The request =>
From the entries that follow, pick out all lines holding "JSON".

*****

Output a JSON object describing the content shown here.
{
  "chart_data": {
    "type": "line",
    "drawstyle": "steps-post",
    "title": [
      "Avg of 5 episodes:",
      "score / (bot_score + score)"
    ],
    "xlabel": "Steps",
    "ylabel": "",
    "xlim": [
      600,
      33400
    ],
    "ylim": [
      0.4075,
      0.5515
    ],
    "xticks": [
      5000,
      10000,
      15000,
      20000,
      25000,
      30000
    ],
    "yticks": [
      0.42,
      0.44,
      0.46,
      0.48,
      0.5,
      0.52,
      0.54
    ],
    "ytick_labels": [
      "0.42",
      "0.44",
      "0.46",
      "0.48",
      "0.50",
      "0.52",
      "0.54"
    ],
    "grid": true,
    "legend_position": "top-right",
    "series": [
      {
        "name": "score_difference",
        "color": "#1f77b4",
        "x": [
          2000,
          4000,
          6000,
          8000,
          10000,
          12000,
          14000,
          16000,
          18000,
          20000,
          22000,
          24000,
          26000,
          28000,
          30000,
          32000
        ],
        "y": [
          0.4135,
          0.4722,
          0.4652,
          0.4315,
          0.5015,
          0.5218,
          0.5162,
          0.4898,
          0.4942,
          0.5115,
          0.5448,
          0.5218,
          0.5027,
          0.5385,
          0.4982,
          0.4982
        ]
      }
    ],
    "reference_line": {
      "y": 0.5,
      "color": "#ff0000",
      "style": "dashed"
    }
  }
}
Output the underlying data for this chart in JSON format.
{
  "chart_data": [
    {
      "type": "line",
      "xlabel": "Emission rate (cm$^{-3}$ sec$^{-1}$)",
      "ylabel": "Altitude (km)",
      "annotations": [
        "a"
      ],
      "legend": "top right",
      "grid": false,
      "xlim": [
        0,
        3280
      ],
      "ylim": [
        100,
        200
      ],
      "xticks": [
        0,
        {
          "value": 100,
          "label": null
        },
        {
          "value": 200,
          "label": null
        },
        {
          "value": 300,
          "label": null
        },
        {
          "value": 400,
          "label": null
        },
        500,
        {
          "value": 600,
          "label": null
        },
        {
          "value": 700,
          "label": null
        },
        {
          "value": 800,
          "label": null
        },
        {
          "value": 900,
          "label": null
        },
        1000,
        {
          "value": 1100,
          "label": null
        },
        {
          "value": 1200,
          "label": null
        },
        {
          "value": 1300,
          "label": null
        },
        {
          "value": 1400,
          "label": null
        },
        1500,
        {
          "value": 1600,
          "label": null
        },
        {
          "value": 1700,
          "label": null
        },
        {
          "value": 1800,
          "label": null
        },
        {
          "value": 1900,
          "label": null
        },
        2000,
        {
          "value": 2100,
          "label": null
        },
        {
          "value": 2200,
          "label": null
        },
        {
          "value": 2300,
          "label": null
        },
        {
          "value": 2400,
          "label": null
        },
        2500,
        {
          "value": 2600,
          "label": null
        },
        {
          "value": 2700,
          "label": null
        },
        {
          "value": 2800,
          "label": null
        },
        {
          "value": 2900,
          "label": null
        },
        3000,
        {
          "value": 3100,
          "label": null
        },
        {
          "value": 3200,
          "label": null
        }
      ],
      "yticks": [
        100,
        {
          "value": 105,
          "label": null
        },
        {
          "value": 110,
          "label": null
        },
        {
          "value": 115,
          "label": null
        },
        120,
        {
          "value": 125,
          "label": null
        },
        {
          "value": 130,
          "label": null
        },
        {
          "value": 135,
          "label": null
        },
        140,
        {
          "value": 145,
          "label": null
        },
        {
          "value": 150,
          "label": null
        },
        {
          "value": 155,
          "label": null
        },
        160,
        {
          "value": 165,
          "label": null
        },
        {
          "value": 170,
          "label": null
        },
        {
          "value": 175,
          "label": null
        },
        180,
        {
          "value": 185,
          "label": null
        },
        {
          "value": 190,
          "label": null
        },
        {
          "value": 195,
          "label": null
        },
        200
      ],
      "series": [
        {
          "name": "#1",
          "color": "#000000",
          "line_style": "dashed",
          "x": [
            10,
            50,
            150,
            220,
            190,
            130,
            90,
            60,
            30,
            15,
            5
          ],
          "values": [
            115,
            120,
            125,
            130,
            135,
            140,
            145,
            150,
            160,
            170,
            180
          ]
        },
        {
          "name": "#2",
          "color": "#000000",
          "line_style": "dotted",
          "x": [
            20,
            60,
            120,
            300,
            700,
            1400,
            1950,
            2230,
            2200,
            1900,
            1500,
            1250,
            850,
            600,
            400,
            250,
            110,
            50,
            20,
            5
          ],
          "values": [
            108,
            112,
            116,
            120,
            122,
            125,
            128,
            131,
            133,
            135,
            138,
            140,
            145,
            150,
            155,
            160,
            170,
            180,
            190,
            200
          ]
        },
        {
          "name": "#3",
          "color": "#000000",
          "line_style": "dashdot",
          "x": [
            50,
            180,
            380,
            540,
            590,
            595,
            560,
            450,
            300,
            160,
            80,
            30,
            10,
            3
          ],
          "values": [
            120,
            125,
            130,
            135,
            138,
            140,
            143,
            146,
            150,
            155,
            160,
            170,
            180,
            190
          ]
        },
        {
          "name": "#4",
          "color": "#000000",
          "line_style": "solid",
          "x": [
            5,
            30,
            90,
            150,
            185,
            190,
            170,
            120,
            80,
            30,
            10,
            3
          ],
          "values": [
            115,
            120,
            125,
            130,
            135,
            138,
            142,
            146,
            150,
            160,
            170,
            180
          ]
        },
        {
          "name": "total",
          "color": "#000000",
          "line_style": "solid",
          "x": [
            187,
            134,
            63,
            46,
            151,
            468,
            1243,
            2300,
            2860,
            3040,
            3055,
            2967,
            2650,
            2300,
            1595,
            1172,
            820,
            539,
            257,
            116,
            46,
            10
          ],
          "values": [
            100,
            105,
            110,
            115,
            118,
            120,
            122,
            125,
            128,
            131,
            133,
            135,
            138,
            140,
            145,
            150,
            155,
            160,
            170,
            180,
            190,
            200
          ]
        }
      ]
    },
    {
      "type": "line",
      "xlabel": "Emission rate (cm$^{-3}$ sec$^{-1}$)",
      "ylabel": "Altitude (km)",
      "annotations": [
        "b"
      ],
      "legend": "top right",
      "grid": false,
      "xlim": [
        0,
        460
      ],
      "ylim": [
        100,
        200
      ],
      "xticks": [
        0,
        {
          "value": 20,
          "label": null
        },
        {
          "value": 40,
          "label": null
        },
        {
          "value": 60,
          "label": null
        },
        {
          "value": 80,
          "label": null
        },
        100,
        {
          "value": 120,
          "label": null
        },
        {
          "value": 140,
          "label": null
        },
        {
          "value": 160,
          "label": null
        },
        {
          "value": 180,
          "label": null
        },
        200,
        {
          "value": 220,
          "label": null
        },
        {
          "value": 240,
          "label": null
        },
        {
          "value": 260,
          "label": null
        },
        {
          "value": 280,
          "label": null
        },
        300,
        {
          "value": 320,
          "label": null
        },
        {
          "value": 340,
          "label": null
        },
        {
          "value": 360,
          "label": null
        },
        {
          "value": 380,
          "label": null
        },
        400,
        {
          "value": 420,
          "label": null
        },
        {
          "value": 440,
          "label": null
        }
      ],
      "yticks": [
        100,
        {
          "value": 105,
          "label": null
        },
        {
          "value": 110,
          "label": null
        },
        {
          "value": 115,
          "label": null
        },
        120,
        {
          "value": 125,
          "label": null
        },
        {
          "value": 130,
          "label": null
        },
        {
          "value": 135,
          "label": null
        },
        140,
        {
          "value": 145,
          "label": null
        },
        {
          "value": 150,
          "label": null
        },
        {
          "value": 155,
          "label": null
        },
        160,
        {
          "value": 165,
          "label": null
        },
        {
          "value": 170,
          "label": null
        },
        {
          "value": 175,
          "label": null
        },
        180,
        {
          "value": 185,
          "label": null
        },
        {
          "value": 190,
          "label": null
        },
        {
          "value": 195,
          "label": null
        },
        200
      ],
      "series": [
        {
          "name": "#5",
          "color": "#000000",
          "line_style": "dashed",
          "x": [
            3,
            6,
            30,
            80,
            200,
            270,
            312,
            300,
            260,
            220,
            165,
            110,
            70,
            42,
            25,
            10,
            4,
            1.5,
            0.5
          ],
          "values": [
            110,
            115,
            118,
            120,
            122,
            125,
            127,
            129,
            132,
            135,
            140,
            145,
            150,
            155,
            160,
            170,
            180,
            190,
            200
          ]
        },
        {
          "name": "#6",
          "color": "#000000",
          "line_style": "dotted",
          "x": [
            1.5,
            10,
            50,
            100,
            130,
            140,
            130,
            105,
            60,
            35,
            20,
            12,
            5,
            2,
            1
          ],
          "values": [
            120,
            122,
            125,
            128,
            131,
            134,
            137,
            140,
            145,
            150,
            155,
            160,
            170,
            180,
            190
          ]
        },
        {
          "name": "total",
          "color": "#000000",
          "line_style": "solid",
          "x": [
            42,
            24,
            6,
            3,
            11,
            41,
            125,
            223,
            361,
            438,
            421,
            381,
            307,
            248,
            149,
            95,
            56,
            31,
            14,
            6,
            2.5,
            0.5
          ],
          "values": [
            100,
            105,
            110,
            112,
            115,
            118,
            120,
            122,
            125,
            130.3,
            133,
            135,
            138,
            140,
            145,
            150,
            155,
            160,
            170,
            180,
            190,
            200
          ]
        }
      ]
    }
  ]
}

*****

Task result =>
Output a JSON object describing the content shown here.
Output the underlying data for this chart in JSON format.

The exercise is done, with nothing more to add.